(Data listing)

####

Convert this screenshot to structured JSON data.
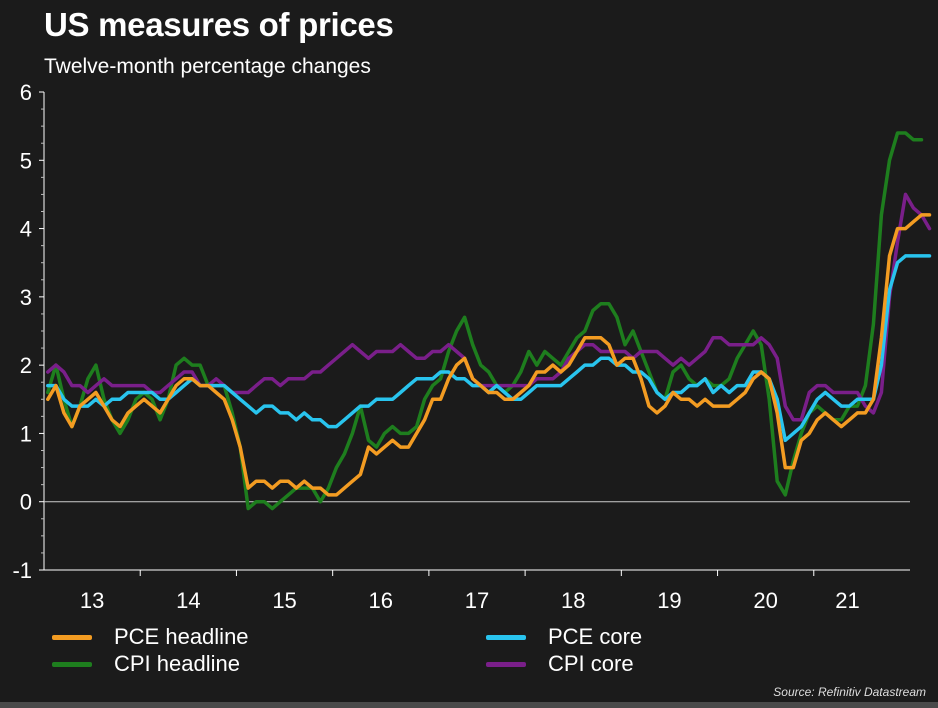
{
  "chart_data": {
    "type": "line",
    "title": "US measures of prices",
    "subtitle": "Twelve-month percentage changes",
    "xlabel": "",
    "ylabel": "",
    "ylim": [
      -1,
      6
    ],
    "yticks": [
      -1,
      0,
      1,
      2,
      3,
      4,
      5,
      6
    ],
    "xlim": [
      2012.5,
      2021.5
    ],
    "xticks": [
      {
        "label": "13",
        "x": 2013.0
      },
      {
        "label": "14",
        "x": 2014.0
      },
      {
        "label": "15",
        "x": 2015.0
      },
      {
        "label": "16",
        "x": 2016.0
      },
      {
        "label": "17",
        "x": 2017.0
      },
      {
        "label": "18",
        "x": 2018.0
      },
      {
        "label": "19",
        "x": 2019.0
      },
      {
        "label": "20",
        "x": 2020.0
      },
      {
        "label": "21",
        "x": 2020.85
      }
    ],
    "x_start": 2012.54,
    "x_step": 0.0833,
    "legend_position": "bottom",
    "source": "Source: Refinitiv Datastream",
    "series": [
      {
        "name": "PCE headline",
        "color": "#f39c22",
        "values": [
          1.5,
          1.7,
          1.3,
          1.1,
          1.4,
          1.5,
          1.6,
          1.4,
          1.2,
          1.1,
          1.3,
          1.4,
          1.5,
          1.4,
          1.3,
          1.5,
          1.7,
          1.8,
          1.8,
          1.7,
          1.7,
          1.6,
          1.5,
          1.2,
          0.8,
          0.2,
          0.3,
          0.3,
          0.2,
          0.3,
          0.3,
          0.2,
          0.3,
          0.2,
          0.2,
          0.1,
          0.1,
          0.2,
          0.3,
          0.4,
          0.8,
          0.7,
          0.8,
          0.9,
          0.8,
          0.8,
          1.0,
          1.2,
          1.5,
          1.5,
          1.8,
          2.0,
          2.1,
          1.8,
          1.7,
          1.6,
          1.6,
          1.5,
          1.5,
          1.6,
          1.7,
          1.9,
          1.9,
          2.0,
          1.9,
          2.0,
          2.2,
          2.4,
          2.4,
          2.4,
          2.3,
          2.0,
          2.1,
          2.1,
          1.8,
          1.4,
          1.3,
          1.4,
          1.6,
          1.5,
          1.5,
          1.4,
          1.5,
          1.4,
          1.4,
          1.4,
          1.5,
          1.6,
          1.8,
          1.9,
          1.8,
          1.3,
          0.5,
          0.5,
          0.9,
          1.0,
          1.2,
          1.3,
          1.2,
          1.1,
          1.2,
          1.3,
          1.3,
          1.5,
          2.4,
          3.6,
          4.0,
          4.0,
          4.1,
          4.2,
          4.2
        ]
      },
      {
        "name": "PCE core",
        "color": "#29c4ee",
        "values": [
          1.7,
          1.7,
          1.5,
          1.4,
          1.4,
          1.4,
          1.5,
          1.4,
          1.5,
          1.5,
          1.6,
          1.6,
          1.6,
          1.6,
          1.5,
          1.5,
          1.6,
          1.7,
          1.8,
          1.7,
          1.7,
          1.7,
          1.7,
          1.6,
          1.5,
          1.4,
          1.3,
          1.4,
          1.4,
          1.3,
          1.3,
          1.2,
          1.3,
          1.2,
          1.2,
          1.1,
          1.1,
          1.2,
          1.3,
          1.4,
          1.4,
          1.5,
          1.5,
          1.5,
          1.6,
          1.7,
          1.8,
          1.8,
          1.8,
          1.9,
          1.9,
          1.8,
          1.8,
          1.7,
          1.7,
          1.6,
          1.7,
          1.6,
          1.5,
          1.5,
          1.6,
          1.7,
          1.7,
          1.7,
          1.7,
          1.8,
          1.9,
          2.0,
          2.0,
          2.1,
          2.1,
          2.0,
          2.0,
          1.9,
          1.9,
          1.8,
          1.6,
          1.5,
          1.6,
          1.6,
          1.7,
          1.7,
          1.8,
          1.6,
          1.7,
          1.6,
          1.7,
          1.7,
          1.9,
          1.9,
          1.8,
          1.5,
          0.9,
          1.0,
          1.1,
          1.3,
          1.5,
          1.6,
          1.5,
          1.4,
          1.4,
          1.5,
          1.5,
          1.5,
          2.0,
          3.1,
          3.5,
          3.6,
          3.6,
          3.6,
          3.6
        ]
      },
      {
        "name": "CPI headline",
        "color": "#1e7e1e",
        "values": [
          1.6,
          2.0,
          1.5,
          1.1,
          1.4,
          1.8,
          2.0,
          1.5,
          1.2,
          1.0,
          1.2,
          1.5,
          1.6,
          1.5,
          1.2,
          1.5,
          2.0,
          2.1,
          2.0,
          2.0,
          1.7,
          1.7,
          1.7,
          1.3,
          0.8,
          -0.1,
          0.0,
          0.0,
          -0.1,
          0.0,
          0.1,
          0.2,
          0.2,
          0.2,
          0.0,
          0.2,
          0.5,
          0.7,
          1.0,
          1.4,
          0.9,
          0.8,
          1.0,
          1.1,
          1.0,
          1.0,
          1.1,
          1.5,
          1.7,
          1.8,
          2.2,
          2.5,
          2.7,
          2.3,
          2.0,
          1.9,
          1.7,
          1.6,
          1.7,
          1.9,
          2.2,
          2.0,
          2.2,
          2.1,
          2.0,
          2.2,
          2.4,
          2.5,
          2.8,
          2.9,
          2.9,
          2.7,
          2.3,
          2.5,
          2.2,
          1.9,
          1.6,
          1.5,
          1.9,
          2.0,
          1.8,
          1.7,
          1.8,
          1.7,
          1.7,
          1.8,
          2.1,
          2.3,
          2.5,
          2.3,
          1.5,
          0.3,
          0.1,
          0.6,
          1.0,
          1.3,
          1.4,
          1.3,
          1.2,
          1.2,
          1.4,
          1.4,
          1.7,
          2.6,
          4.2,
          5.0,
          5.4,
          5.4,
          5.3,
          5.3
        ]
      },
      {
        "name": "CPI core",
        "color": "#7a1f8a",
        "values": [
          1.9,
          2.0,
          1.9,
          1.7,
          1.7,
          1.6,
          1.7,
          1.8,
          1.7,
          1.7,
          1.7,
          1.7,
          1.7,
          1.6,
          1.6,
          1.7,
          1.8,
          1.9,
          1.9,
          1.7,
          1.7,
          1.8,
          1.7,
          1.6,
          1.6,
          1.6,
          1.7,
          1.8,
          1.8,
          1.7,
          1.8,
          1.8,
          1.8,
          1.9,
          1.9,
          2.0,
          2.1,
          2.2,
          2.3,
          2.2,
          2.1,
          2.2,
          2.2,
          2.2,
          2.3,
          2.2,
          2.1,
          2.1,
          2.2,
          2.2,
          2.3,
          2.2,
          2.1,
          1.8,
          1.7,
          1.7,
          1.7,
          1.7,
          1.7,
          1.7,
          1.7,
          1.8,
          1.8,
          1.8,
          1.9,
          2.1,
          2.2,
          2.3,
          2.3,
          2.2,
          2.2,
          2.2,
          2.2,
          2.1,
          2.2,
          2.2,
          2.2,
          2.1,
          2.0,
          2.1,
          2.0,
          2.1,
          2.2,
          2.4,
          2.4,
          2.3,
          2.3,
          2.3,
          2.3,
          2.4,
          2.3,
          2.1,
          1.4,
          1.2,
          1.2,
          1.6,
          1.7,
          1.7,
          1.6,
          1.6,
          1.6,
          1.6,
          1.4,
          1.3,
          1.6,
          3.0,
          3.8,
          4.5,
          4.3,
          4.2,
          4.0
        ]
      }
    ]
  }
}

####

▶ Brief
Which lines above hold the word "headline"? Copy each of them.

▶ Output of the task
        "name": "PCE headline",
        "name": "CPI headline",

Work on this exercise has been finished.